> What the task requires: Copy all lines in which the word "frac" can be found.

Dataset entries
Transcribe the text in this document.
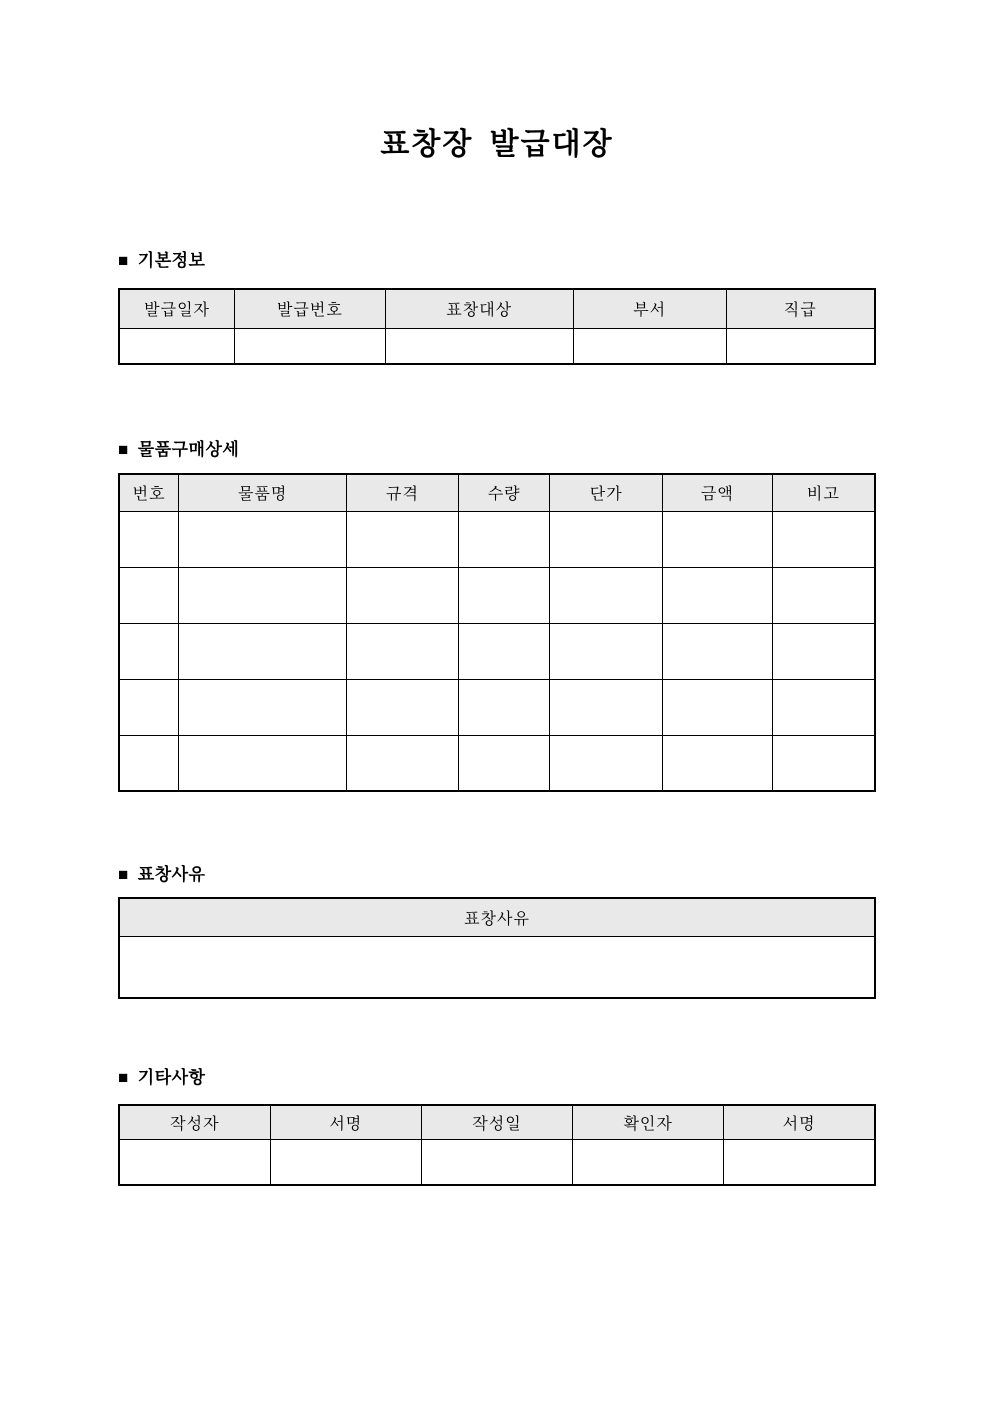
표창장 발급대장
■ 기본정보
발급일자	발급번호	표창대상	부서	직급

■ 물품구매상세
번호	물품명	규격	수량	단가	금액	비고

■ 표창사유
표창사유

■ 기타사항
작성자	서명	작성일	확인자	서명
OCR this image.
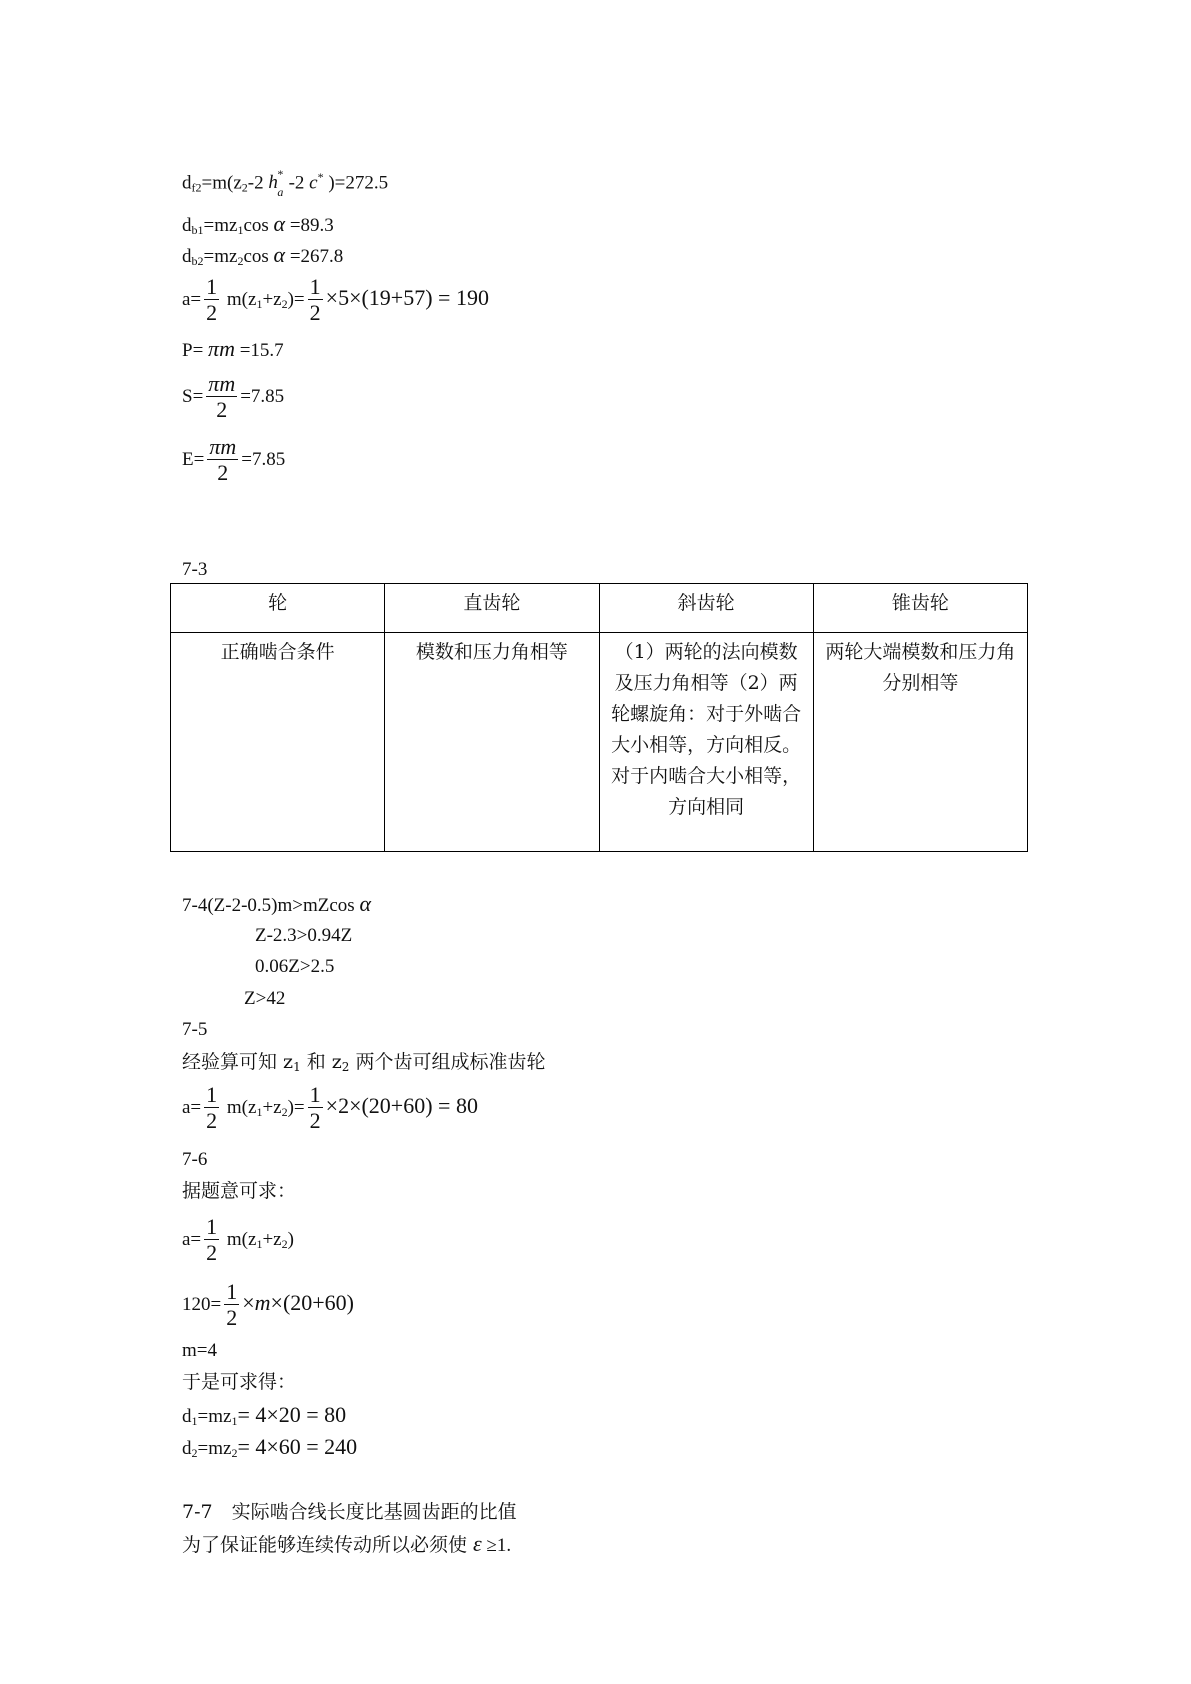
$d_{f2}=m(z_2-2$ h *
a -2 c* )=272.5
$d_{b1}=mz_1\cos$ α =89.3
$d_{b2}=mz_2\cos$ α =267.8
$a= \frac{1}{2} m(z_1+z_2)= \frac{1}{2} \times 5\times(19+57) = 190$
P= πm =15.7
$S= \frac{\pi m}{2} =7.85$
$E= \frac{\pi m}{2} =7.85$
7-3
轮	直齿轮	斜齿轮	锥齿轮
正确啮合条件	模数和压力角相等	（1）两轮的法向模数及压力角相等（2）两轮螺旋角：对于外啮合大小相等，方向相反。对于内啮合大小相等，方向相同	两轮大端模数和压力角分别相等
7-4(Z-2-0.5)m>mZcos α
Z-2.3>0.94Z
0.06Z>2.5
Z>42
7-5
经验算可知 $z_1$ 和 $z_2$ 两个齿可组成标准齿轮
$a= \frac{1}{2} m(z_1+z_2)= \frac{1}{2} \times 2\times(20+60) = 80$
7-6
据题意可求：
$a= \frac{1}{2} m(z_1+z_2)$
$120= \frac{1}{2} \times m\times(20+60)$
m=4
于是可求得：
$d_1=mz_1= 4\times 20 = 80$
$d_2=mz_2= 4\times 60 = 240$
7-7　实际啮合线长度比基圆齿距的比值
为了保证能够连续传动所以必须使 ε ≥1.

> Written answer:
$a= \frac{1}{2} m(z_1+z_2)= \frac{1}{2} \times 5\times(19+57) = 190$
$S= \frac{\pi m}{2} =7.85$
$E= \frac{\pi m}{2} =7.85$
$a= \frac{1}{2} m(z_1+z_2)= \frac{1}{2} \times 2\times(20+60) = 80$
$a= \frac{1}{2} m(z_1+z_2)$
$120= \frac{1}{2} \times m\times(20+60)$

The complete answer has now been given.